Exercise brief: Copy every line of the records below where the word "average" occurs.

══════════

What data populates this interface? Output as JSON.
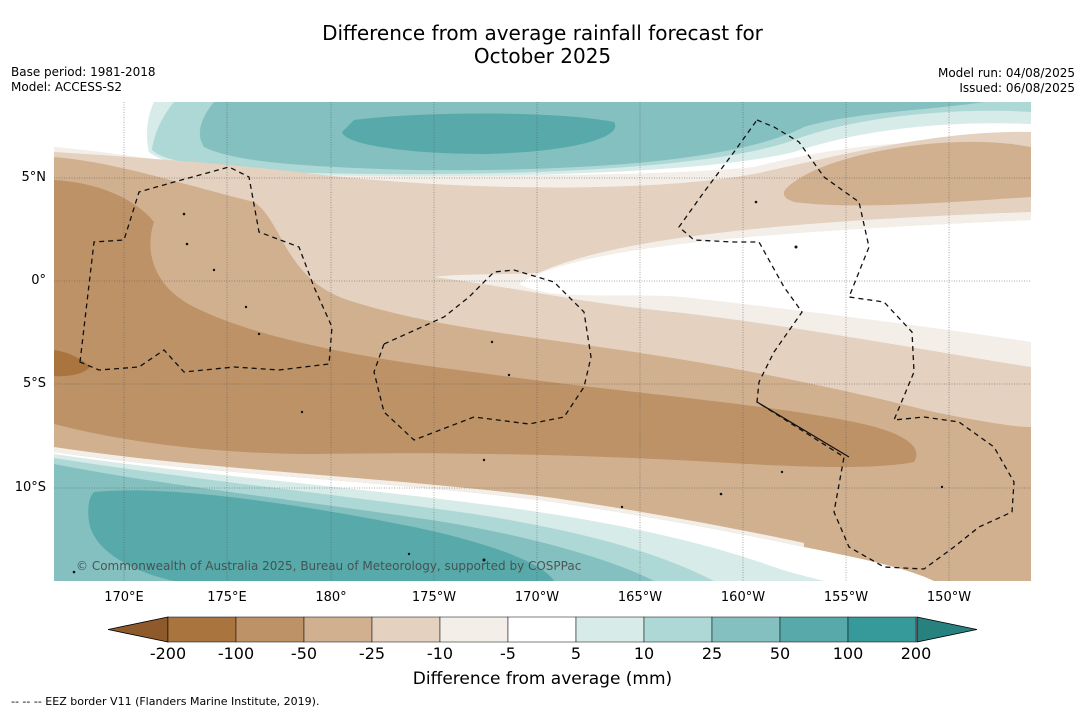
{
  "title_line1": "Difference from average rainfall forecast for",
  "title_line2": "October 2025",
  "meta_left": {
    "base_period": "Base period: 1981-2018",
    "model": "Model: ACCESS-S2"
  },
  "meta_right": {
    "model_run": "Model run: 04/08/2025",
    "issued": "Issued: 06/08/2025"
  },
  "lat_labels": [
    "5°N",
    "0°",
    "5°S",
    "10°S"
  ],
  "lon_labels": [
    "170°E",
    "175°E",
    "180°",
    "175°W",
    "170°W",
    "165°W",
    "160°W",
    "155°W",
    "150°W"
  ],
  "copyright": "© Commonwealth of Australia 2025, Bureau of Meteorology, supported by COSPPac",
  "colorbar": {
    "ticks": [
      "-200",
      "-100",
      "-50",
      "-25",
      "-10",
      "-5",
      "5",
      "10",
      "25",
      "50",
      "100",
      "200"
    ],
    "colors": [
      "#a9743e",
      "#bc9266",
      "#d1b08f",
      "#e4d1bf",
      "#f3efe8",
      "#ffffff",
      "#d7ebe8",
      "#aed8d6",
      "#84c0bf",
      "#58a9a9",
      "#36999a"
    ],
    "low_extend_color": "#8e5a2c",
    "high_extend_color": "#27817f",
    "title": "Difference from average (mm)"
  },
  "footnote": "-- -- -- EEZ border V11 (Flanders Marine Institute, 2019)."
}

══════════

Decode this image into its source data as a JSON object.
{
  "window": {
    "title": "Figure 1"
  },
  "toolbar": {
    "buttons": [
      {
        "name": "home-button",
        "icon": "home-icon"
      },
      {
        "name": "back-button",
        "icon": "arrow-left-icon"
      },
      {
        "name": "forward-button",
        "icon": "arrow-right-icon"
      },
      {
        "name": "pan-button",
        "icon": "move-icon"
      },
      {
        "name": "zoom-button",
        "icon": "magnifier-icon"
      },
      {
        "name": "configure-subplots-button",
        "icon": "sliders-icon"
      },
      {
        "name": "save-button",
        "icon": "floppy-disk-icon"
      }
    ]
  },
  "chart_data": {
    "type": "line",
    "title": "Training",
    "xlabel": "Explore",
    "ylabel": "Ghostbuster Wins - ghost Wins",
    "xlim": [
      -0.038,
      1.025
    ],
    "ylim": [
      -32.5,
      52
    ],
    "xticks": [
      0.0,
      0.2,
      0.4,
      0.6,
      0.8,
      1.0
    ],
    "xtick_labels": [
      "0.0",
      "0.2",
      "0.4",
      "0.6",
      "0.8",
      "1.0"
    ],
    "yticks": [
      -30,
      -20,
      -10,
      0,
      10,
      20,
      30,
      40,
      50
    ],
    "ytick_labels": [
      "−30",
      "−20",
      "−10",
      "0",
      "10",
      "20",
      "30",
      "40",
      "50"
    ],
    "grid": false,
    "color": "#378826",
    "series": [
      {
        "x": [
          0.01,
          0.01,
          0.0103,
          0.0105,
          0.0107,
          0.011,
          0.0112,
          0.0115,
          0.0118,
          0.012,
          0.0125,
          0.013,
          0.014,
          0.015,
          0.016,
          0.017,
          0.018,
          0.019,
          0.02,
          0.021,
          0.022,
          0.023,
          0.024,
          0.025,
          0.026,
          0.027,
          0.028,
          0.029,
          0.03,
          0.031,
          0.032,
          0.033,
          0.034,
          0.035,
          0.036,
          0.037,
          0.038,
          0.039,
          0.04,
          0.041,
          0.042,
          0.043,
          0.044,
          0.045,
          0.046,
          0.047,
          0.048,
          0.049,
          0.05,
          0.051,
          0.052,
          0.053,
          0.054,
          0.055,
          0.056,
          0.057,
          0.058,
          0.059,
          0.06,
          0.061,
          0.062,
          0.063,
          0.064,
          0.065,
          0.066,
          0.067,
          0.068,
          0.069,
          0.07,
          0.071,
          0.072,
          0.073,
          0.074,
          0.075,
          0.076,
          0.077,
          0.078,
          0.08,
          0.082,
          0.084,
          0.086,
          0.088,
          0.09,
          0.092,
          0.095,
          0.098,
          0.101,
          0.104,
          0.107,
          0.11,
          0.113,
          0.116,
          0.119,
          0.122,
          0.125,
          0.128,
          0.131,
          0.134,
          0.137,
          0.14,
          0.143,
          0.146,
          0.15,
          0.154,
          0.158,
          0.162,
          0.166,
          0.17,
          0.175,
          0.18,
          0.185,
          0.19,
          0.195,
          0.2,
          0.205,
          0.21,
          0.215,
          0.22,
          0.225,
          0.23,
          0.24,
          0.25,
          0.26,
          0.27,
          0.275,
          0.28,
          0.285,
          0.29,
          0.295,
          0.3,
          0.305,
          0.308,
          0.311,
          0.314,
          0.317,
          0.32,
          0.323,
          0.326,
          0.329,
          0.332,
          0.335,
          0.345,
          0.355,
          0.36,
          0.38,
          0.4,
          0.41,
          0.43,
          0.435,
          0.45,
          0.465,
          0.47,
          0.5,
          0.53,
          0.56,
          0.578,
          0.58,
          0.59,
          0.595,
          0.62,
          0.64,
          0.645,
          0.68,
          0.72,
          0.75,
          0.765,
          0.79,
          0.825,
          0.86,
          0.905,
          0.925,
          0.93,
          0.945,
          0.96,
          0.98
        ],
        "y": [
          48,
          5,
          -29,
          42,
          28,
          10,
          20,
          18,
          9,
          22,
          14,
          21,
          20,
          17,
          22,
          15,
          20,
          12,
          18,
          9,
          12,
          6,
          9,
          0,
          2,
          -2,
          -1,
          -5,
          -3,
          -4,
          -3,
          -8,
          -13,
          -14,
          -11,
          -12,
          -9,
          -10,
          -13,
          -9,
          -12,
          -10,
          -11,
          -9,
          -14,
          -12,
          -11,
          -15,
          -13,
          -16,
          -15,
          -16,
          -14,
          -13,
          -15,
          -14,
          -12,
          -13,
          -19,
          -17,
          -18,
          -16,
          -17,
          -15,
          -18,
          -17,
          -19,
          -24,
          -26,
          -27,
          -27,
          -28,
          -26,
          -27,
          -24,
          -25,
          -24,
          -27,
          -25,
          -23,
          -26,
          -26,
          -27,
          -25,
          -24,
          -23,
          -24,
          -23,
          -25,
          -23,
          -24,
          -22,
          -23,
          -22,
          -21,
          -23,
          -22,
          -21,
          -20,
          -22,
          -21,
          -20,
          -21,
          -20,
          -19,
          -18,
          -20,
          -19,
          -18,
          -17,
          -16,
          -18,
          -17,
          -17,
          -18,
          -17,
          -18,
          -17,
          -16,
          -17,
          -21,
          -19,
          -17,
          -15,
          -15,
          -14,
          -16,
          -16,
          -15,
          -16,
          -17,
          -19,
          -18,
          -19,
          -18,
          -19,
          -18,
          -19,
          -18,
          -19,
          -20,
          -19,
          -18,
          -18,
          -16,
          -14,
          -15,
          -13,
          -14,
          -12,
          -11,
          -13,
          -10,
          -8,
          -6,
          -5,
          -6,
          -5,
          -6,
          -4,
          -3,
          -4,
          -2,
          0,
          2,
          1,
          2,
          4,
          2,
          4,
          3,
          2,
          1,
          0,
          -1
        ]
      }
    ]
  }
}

══════════

Exercise output:
  "title_line1": "Difference from average rainfall forecast for",
    "title": "Difference from average (mm)"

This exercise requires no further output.